Figure record listings |
»»

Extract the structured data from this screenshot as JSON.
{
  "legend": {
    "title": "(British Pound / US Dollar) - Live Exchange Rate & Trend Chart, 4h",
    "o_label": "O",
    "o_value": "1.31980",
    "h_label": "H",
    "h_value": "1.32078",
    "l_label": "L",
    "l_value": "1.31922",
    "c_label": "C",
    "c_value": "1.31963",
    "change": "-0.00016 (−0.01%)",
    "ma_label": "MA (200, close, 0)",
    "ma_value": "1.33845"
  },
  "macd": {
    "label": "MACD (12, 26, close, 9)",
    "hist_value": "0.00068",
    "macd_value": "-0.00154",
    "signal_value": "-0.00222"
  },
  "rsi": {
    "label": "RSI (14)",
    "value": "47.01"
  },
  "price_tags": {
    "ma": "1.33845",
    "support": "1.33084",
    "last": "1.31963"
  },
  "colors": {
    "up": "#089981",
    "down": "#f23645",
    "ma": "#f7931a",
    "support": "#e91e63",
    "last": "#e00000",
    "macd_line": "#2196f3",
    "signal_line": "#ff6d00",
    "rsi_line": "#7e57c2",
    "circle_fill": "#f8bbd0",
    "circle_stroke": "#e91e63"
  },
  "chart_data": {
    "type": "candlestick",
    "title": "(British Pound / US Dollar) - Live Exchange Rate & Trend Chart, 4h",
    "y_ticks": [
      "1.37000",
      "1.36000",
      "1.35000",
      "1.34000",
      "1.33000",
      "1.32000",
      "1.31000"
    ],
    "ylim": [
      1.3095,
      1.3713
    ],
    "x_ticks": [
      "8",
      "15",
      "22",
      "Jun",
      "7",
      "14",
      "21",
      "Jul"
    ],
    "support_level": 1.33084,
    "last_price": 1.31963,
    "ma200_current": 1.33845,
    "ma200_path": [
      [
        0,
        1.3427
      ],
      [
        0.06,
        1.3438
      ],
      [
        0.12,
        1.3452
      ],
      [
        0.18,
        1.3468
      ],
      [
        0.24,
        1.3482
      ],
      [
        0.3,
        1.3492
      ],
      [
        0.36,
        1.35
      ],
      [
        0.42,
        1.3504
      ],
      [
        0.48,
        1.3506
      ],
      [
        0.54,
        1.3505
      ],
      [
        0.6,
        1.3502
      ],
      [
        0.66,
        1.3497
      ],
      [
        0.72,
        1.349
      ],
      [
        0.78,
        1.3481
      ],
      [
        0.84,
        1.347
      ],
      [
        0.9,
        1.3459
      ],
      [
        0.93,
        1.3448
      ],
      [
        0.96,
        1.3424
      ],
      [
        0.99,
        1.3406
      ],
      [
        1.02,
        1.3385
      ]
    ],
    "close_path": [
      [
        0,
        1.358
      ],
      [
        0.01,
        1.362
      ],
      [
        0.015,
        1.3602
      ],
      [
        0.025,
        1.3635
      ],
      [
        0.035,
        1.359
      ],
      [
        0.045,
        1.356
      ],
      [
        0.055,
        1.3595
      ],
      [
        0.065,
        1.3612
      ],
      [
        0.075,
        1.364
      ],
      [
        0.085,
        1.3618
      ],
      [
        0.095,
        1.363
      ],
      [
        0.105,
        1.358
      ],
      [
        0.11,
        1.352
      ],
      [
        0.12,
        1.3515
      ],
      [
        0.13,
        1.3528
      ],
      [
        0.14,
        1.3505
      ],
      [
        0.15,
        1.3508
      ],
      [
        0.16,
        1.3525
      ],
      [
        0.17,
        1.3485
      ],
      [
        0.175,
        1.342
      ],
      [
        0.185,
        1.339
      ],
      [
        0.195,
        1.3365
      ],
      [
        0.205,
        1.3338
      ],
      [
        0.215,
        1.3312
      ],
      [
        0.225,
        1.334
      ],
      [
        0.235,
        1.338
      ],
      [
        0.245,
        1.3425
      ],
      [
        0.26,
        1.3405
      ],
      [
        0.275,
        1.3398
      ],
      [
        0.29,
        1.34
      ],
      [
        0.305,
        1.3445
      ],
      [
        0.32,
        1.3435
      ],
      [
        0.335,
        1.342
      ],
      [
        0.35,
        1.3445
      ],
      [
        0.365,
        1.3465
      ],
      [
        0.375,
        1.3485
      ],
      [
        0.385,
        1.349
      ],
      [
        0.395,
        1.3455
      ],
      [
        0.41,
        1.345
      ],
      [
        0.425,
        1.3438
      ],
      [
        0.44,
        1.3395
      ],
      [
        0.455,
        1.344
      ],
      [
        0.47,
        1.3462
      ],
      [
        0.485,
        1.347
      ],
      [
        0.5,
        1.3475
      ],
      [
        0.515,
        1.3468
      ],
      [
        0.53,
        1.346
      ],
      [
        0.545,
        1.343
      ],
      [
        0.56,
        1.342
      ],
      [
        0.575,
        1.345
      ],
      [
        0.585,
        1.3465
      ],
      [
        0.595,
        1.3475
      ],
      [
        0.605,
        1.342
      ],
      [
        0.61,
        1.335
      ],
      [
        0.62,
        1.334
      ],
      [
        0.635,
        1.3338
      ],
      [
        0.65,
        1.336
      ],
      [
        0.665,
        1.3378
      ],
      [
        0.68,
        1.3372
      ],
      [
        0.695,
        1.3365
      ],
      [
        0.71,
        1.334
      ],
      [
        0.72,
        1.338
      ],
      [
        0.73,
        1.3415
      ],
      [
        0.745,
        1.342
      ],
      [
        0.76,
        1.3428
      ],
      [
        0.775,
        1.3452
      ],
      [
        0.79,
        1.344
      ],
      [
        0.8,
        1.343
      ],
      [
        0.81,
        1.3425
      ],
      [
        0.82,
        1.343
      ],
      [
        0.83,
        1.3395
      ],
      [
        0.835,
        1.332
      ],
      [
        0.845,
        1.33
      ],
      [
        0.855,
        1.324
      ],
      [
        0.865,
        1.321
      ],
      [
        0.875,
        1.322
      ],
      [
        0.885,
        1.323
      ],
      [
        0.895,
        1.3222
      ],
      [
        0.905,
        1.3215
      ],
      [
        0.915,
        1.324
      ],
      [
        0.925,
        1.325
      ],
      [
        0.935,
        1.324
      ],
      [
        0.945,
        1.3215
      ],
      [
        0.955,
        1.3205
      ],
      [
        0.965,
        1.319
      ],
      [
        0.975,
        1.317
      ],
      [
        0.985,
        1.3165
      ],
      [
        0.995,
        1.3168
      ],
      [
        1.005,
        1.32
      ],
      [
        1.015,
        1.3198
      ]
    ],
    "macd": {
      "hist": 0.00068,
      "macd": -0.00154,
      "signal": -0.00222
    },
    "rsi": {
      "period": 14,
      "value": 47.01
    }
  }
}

««
»»

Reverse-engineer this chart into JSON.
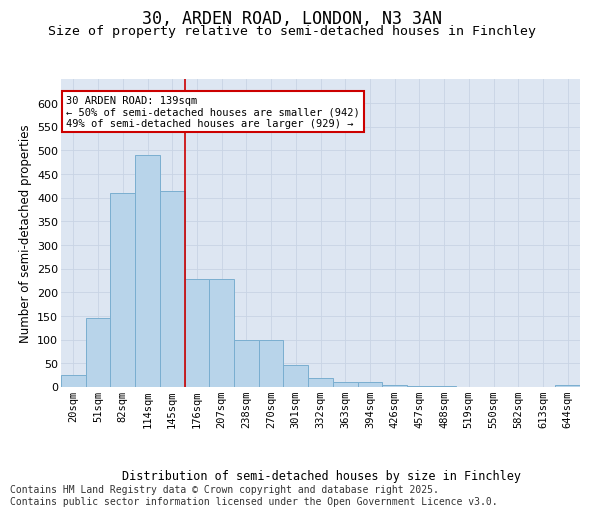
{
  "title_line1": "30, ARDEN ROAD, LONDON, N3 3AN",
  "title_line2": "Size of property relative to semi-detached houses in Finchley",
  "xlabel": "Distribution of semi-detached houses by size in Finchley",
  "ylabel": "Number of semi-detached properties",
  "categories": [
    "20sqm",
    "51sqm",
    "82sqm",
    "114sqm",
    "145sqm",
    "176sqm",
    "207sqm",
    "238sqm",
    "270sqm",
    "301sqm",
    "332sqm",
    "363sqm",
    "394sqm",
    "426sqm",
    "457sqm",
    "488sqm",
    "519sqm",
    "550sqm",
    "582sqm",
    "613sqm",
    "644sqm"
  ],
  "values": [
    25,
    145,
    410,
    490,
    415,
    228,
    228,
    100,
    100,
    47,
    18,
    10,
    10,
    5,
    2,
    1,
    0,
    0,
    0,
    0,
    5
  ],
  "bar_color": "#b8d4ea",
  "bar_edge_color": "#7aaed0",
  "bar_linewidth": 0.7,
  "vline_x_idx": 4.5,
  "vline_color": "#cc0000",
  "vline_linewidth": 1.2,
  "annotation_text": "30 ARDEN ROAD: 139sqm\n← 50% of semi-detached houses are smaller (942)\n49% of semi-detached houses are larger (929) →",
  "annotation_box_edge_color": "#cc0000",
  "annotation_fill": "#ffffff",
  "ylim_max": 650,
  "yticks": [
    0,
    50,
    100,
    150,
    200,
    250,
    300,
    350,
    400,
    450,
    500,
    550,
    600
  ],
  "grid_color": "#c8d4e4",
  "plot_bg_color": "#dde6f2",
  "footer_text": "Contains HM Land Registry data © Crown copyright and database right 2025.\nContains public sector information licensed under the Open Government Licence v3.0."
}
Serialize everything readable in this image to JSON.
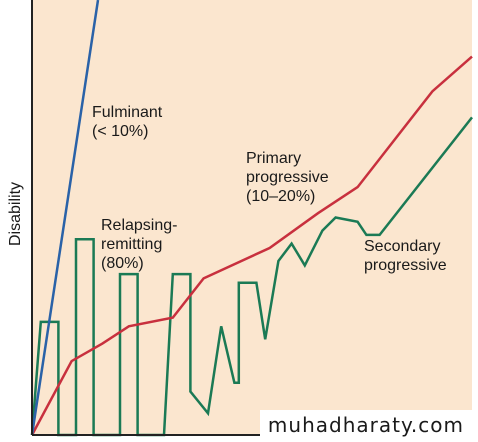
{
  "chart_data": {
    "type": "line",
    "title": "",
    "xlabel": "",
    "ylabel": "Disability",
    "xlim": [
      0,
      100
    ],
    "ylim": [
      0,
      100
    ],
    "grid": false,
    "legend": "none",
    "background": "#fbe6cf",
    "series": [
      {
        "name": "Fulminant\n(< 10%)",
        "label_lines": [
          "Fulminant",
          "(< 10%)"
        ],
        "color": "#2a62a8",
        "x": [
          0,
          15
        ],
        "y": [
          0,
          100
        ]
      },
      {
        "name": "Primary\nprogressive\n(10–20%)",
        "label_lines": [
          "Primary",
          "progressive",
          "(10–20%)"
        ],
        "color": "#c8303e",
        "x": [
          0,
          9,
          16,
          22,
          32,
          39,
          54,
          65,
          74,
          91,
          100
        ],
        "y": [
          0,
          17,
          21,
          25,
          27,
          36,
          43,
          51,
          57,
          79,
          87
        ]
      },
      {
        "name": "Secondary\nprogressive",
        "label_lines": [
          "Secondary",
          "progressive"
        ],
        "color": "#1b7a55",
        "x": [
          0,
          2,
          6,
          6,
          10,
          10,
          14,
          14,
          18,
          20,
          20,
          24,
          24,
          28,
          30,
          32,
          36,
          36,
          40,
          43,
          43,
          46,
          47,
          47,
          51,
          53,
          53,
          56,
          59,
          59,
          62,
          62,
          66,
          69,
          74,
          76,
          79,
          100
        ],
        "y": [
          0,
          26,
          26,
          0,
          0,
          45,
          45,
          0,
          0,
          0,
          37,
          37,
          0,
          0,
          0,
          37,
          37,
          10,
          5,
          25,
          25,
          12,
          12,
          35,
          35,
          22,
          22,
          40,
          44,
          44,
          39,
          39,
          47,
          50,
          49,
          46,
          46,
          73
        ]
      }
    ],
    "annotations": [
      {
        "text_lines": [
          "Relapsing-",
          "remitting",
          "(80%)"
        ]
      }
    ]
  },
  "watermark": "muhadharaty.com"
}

««

Given request |
Report only the count of lines that include the string "detached".

Task response |
4